# TO DO
Reproduce every line of the listing below verbatim, leaving out the picture.

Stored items
-=-=-=-=-
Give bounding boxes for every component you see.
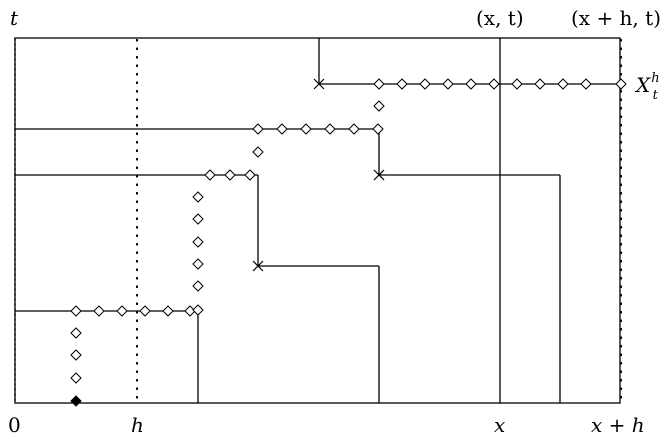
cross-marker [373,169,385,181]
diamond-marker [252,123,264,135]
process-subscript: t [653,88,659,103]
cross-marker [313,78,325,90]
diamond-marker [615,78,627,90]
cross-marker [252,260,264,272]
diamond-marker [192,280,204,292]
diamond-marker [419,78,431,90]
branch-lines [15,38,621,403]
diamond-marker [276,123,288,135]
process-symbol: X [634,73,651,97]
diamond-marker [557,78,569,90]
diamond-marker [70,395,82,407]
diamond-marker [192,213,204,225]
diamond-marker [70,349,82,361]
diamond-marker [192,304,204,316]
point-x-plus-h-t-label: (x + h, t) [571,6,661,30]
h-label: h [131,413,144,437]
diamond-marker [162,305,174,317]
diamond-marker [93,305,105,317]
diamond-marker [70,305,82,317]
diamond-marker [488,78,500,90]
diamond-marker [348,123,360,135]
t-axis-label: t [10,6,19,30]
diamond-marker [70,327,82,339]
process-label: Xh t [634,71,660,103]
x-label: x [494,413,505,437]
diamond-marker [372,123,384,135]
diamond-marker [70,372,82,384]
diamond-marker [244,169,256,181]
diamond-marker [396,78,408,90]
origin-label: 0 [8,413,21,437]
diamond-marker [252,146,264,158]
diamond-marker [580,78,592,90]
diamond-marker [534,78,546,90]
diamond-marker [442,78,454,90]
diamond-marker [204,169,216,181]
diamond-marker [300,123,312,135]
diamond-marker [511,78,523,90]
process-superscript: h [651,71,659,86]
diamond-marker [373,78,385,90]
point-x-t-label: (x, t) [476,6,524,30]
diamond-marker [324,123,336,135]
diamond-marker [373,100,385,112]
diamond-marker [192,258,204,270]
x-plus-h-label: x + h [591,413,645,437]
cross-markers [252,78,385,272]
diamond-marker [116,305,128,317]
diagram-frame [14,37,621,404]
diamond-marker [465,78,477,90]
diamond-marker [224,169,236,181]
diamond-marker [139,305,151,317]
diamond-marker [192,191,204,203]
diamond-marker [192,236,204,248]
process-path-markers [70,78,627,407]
-=-=-=-=-
# RIGHT ANSWER
Give bounding boxes for every component you see.
cross-marker [373,169,385,181]
diamond-marker [252,123,264,135]
process-subscript: t [653,88,659,103]
cross-marker [313,78,325,90]
diamond-marker [615,78,627,90]
cross-marker [252,260,264,272]
diamond-marker [192,280,204,292]
diamond-marker [419,78,431,90]
branch-lines [15,38,621,403]
diamond-marker [276,123,288,135]
process-symbol: X [634,73,651,97]
diamond-marker [557,78,569,90]
diamond-marker [70,395,82,407]
diamond-marker [192,213,204,225]
diamond-marker [70,349,82,361]
diamond-marker [192,304,204,316]
point-x-plus-h-t-label: (x + h, t) [571,6,661,30]
h-label: h [131,413,144,437]
diamond-marker [162,305,174,317]
diamond-marker [93,305,105,317]
diamond-marker [70,305,82,317]
diamond-marker [488,78,500,90]
diamond-marker [348,123,360,135]
t-axis-label: t [10,6,19,30]
diamond-marker [70,327,82,339]
process-label: Xh t [634,71,660,103]
x-label: x [494,413,505,437]
diamond-marker [372,123,384,135]
diamond-marker [70,372,82,384]
diamond-marker [244,169,256,181]
diamond-marker [396,78,408,90]
origin-label: 0 [8,413,21,437]
diamond-marker [252,146,264,158]
diamond-marker [580,78,592,90]
diamond-marker [534,78,546,90]
diamond-marker [442,78,454,90]
diamond-marker [204,169,216,181]
diamond-marker [300,123,312,135]
diamond-marker [511,78,523,90]
process-superscript: h [651,71,659,86]
diamond-marker [373,78,385,90]
point-x-t-label: (x, t) [476,6,524,30]
diamond-marker [324,123,336,135]
diamond-marker [373,100,385,112]
diamond-marker [192,258,204,270]
x-plus-h-label: x + h [591,413,645,437]
cross-markers [252,78,385,272]
diamond-marker [116,305,128,317]
diagram-frame [14,37,621,404]
diamond-marker [465,78,477,90]
diamond-marker [224,169,236,181]
diamond-marker [139,305,151,317]
diamond-marker [192,191,204,203]
diamond-marker [192,236,204,248]
process-path-markers [70,78,627,407]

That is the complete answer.